● Work to complete:
Under this task are some entries; return every one of them exactly.

(Saved data entries)
⟨

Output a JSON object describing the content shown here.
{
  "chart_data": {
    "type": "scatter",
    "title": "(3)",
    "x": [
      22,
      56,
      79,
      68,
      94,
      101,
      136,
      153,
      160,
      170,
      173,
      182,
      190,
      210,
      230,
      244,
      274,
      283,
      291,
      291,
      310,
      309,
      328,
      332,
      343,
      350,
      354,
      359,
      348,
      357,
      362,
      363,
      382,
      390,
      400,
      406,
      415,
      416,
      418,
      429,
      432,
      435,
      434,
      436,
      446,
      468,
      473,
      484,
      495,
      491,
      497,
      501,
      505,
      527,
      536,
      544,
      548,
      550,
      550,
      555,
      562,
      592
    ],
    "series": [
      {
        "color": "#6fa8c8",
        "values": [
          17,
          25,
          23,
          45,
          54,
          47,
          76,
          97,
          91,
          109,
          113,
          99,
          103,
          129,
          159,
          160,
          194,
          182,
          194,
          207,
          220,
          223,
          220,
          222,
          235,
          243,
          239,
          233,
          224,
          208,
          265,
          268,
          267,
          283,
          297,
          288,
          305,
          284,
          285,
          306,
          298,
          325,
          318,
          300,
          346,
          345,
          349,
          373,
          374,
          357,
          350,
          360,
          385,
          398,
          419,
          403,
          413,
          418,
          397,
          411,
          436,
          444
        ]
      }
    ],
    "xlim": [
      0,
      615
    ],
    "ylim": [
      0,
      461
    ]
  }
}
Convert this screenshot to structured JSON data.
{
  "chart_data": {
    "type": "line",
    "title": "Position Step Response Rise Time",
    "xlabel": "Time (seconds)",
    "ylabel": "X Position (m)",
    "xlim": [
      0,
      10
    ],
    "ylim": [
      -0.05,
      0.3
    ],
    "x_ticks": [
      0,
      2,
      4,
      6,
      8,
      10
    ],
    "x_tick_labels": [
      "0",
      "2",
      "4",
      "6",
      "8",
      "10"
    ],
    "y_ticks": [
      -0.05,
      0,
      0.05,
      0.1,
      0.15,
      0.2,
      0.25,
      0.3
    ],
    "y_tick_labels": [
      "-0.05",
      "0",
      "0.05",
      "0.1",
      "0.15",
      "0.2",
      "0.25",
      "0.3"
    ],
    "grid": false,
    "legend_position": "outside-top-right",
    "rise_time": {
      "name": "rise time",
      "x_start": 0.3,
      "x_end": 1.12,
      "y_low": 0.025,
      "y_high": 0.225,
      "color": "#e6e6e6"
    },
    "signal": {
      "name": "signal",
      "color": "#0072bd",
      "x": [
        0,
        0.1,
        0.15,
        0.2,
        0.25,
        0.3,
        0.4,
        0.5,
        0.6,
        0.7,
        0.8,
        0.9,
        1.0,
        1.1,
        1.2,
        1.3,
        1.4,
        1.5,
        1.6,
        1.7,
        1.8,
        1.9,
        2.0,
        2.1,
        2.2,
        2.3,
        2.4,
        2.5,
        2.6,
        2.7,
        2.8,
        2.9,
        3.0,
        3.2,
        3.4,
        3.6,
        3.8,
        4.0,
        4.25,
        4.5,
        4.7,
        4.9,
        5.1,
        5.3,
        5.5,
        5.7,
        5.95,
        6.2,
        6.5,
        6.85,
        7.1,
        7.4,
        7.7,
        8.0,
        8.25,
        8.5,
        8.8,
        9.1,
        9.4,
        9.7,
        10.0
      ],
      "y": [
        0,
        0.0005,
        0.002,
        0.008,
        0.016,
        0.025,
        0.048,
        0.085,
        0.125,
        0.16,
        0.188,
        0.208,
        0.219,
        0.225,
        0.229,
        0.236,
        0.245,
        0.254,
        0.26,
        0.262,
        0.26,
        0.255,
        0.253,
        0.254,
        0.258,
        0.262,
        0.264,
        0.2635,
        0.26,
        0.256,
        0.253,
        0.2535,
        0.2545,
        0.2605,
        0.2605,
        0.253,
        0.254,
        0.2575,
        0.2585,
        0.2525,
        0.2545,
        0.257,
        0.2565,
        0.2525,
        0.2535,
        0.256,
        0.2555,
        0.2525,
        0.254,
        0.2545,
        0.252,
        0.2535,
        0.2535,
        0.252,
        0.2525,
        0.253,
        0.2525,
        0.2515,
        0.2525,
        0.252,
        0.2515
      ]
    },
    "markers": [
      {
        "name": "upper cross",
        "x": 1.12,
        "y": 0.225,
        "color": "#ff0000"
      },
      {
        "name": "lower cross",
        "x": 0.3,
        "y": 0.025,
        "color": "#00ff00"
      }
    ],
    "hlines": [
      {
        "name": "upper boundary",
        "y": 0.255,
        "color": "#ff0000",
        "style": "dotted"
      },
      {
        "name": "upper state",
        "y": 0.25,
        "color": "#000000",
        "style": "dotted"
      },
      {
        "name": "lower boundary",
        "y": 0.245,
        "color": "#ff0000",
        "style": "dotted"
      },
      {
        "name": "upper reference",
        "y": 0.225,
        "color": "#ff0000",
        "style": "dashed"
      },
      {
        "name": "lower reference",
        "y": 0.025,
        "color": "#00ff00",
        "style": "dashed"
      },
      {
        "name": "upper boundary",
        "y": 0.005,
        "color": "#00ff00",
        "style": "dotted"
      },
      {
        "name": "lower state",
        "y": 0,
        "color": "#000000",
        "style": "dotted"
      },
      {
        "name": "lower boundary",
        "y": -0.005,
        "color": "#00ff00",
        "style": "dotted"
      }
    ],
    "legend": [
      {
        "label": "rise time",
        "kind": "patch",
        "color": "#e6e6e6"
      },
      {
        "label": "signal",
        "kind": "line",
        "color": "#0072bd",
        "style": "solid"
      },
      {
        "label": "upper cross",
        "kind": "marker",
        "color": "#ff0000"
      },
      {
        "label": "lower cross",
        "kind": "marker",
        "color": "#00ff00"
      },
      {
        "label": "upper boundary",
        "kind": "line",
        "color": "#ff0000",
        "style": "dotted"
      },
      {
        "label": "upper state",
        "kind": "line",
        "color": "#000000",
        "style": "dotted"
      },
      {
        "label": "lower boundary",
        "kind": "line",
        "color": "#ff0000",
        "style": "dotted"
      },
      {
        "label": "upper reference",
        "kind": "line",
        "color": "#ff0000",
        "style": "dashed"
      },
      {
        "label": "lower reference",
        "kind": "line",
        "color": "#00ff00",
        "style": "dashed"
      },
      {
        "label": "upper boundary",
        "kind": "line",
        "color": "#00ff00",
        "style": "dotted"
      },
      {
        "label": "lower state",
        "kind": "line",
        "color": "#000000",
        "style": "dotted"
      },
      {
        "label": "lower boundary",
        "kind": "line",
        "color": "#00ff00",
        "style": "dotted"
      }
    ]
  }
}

⟩

● Written reply:
Output a JSON object describing the content shown here.
{
  "chart_data": {
    "type": "scatter",
    "title": "(3)",
    "x": [
      22,
      56,
      79,
      68,
      94,
      101,
      136,
      153,
      160,
      170,
      173,
      182,
      190,
      210,
      230,
      244,
      274,
      283,
      291,
      291,
      310,
      309,
      328,
      332,
      343,
      350,
      354,
      359,
      348,
      357,
      362,
      363,
      382,
      390,
      400,
      406,
      415,
      416,
      418,
      429,
      432,
      435,
      434,
      436,
      446,
      468,
      473,
      484,
      495,
      491,
      497,
      501,
      505,
      527,
      536,
      544,
      548,
      550,
      550,
      555,
      562,
      592
    ],
    "series": [
      {
        "color": "#6fa8c8",
        "values": [
          17,
          25,
          23,
          45,
          54,
          47,
          76,
          97,
          91,
          109,
          113,
          99,
          103,
          129,
          159,
          160,
          194,
          182,
          194,
          207,
          220,
          223,
          220,
          222,
          235,
          243,
          239,
          233,
          224,
          208,
          265,
          268,
          267,
          283,
          297,
          288,
          305,
          284,
          285,
          306,
          298,
          325,
          318,
          300,
          346,
          345,
          349,
          373,
          374,
          357,
          350,
          360,
          385,
          398,
          419,
          403,
          413,
          418,
          397,
          411,
          436,
          444
        ]
      }
    ],
    "xlim": [
      0,
      615
    ],
    "ylim": [
      0,
      461
    ]
  }
}
Convert this screenshot to structured JSON data.
{
  "chart_data": {
    "type": "line",
    "title": "Position Step Response Rise Time",
    "xlabel": "Time (seconds)",
    "ylabel": "X Position (m)",
    "xlim": [
      0,
      10
    ],
    "ylim": [
      -0.05,
      0.3
    ],
    "x_ticks": [
      0,
      2,
      4,
      6,
      8,
      10
    ],
    "x_tick_labels": [
      "0",
      "2",
      "4",
      "6",
      "8",
      "10"
    ],
    "y_ticks": [
      -0.05,
      0,
      0.05,
      0.1,
      0.15,
      0.2,
      0.25,
      0.3
    ],
    "y_tick_labels": [
      "-0.05",
      "0",
      "0.05",
      "0.1",
      "0.15",
      "0.2",
      "0.25",
      "0.3"
    ],
    "grid": false,
    "legend_position": "outside-top-right",
    "rise_time": {
      "name": "rise time",
      "x_start": 0.3,
      "x_end": 1.12,
      "y_low": 0.025,
      "y_high": 0.225,
      "color": "#e6e6e6"
    },
    "signal": {
      "name": "signal",
      "color": "#0072bd",
      "x": [
        0,
        0.1,
        0.15,
        0.2,
        0.25,
        0.3,
        0.4,
        0.5,
        0.6,
        0.7,
        0.8,
        0.9,
        1.0,
        1.1,
        1.2,
        1.3,
        1.4,
        1.5,
        1.6,
        1.7,
        1.8,
        1.9,
        2.0,
        2.1,
        2.2,
        2.3,
        2.4,
        2.5,
        2.6,
        2.7,
        2.8,
        2.9,
        3.0,
        3.2,
        3.4,
        3.6,
        3.8,
        4.0,
        4.25,
        4.5,
        4.7,
        4.9,
        5.1,
        5.3,
        5.5,
        5.7,
        5.95,
        6.2,
        6.5,
        6.85,
        7.1,
        7.4,
        7.7,
        8.0,
        8.25,
        8.5,
        8.8,
        9.1,
        9.4,
        9.7,
        10.0
      ],
      "y": [
        0,
        0.0005,
        0.002,
        0.008,
        0.016,
        0.025,
        0.048,
        0.085,
        0.125,
        0.16,
        0.188,
        0.208,
        0.219,
        0.225,
        0.229,
        0.236,
        0.245,
        0.254,
        0.26,
        0.262,
        0.26,
        0.255,
        0.253,
        0.254,
        0.258,
        0.262,
        0.264,
        0.2635,
        0.26,
        0.256,
        0.253,
        0.2535,
        0.2545,
        0.2605,
        0.2605,
        0.253,
        0.254,
        0.2575,
        0.2585,
        0.2525,
        0.2545,
        0.257,
        0.2565,
        0.2525,
        0.2535,
        0.256,
        0.2555,
        0.2525,
        0.254,
        0.2545,
        0.252,
        0.2535,
        0.2535,
        0.252,
        0.2525,
        0.253,
        0.2525,
        0.2515,
        0.2525,
        0.252,
        0.2515
      ]
    },
    "markers": [
      {
        "name": "upper cross",
        "x": 1.12,
        "y": 0.225,
        "color": "#ff0000"
      },
      {
        "name": "lower cross",
        "x": 0.3,
        "y": 0.025,
        "color": "#00ff00"
      }
    ],
    "hlines": [
      {
        "name": "upper boundary",
        "y": 0.255,
        "color": "#ff0000",
        "style": "dotted"
      },
      {
        "name": "upper state",
        "y": 0.25,
        "color": "#000000",
        "style": "dotted"
      },
      {
        "name": "lower boundary",
        "y": 0.245,
        "color": "#ff0000",
        "style": "dotted"
      },
      {
        "name": "upper reference",
        "y": 0.225,
        "color": "#ff0000",
        "style": "dashed"
      },
      {
        "name": "lower reference",
        "y": 0.025,
        "color": "#00ff00",
        "style": "dashed"
      },
      {
        "name": "upper boundary",
        "y": 0.005,
        "color": "#00ff00",
        "style": "dotted"
      },
      {
        "name": "lower state",
        "y": 0,
        "color": "#000000",
        "style": "dotted"
      },
      {
        "name": "lower boundary",
        "y": -0.005,
        "color": "#00ff00",
        "style": "dotted"
      }
    ],
    "legend": [
      {
        "label": "rise time",
        "kind": "patch",
        "color": "#e6e6e6"
      },
      {
        "label": "signal",
        "kind": "line",
        "color": "#0072bd",
        "style": "solid"
      },
      {
        "label": "upper cross",
        "kind": "marker",
        "color": "#ff0000"
      },
      {
        "label": "lower cross",
        "kind": "marker",
        "color": "#00ff00"
      },
      {
        "label": "upper boundary",
        "kind": "line",
        "color": "#ff0000",
        "style": "dotted"
      },
      {
        "label": "upper state",
        "kind": "line",
        "color": "#000000",
        "style": "dotted"
      },
      {
        "label": "lower boundary",
        "kind": "line",
        "color": "#ff0000",
        "style": "dotted"
      },
      {
        "label": "upper reference",
        "kind": "line",
        "color": "#ff0000",
        "style": "dashed"
      },
      {
        "label": "lower reference",
        "kind": "line",
        "color": "#00ff00",
        "style": "dashed"
      },
      {
        "label": "upper boundary",
        "kind": "line",
        "color": "#00ff00",
        "style": "dotted"
      },
      {
        "label": "lower state",
        "kind": "line",
        "color": "#000000",
        "style": "dotted"
      },
      {
        "label": "lower boundary",
        "kind": "line",
        "color": "#00ff00",
        "style": "dotted"
      }
    ]
  }
}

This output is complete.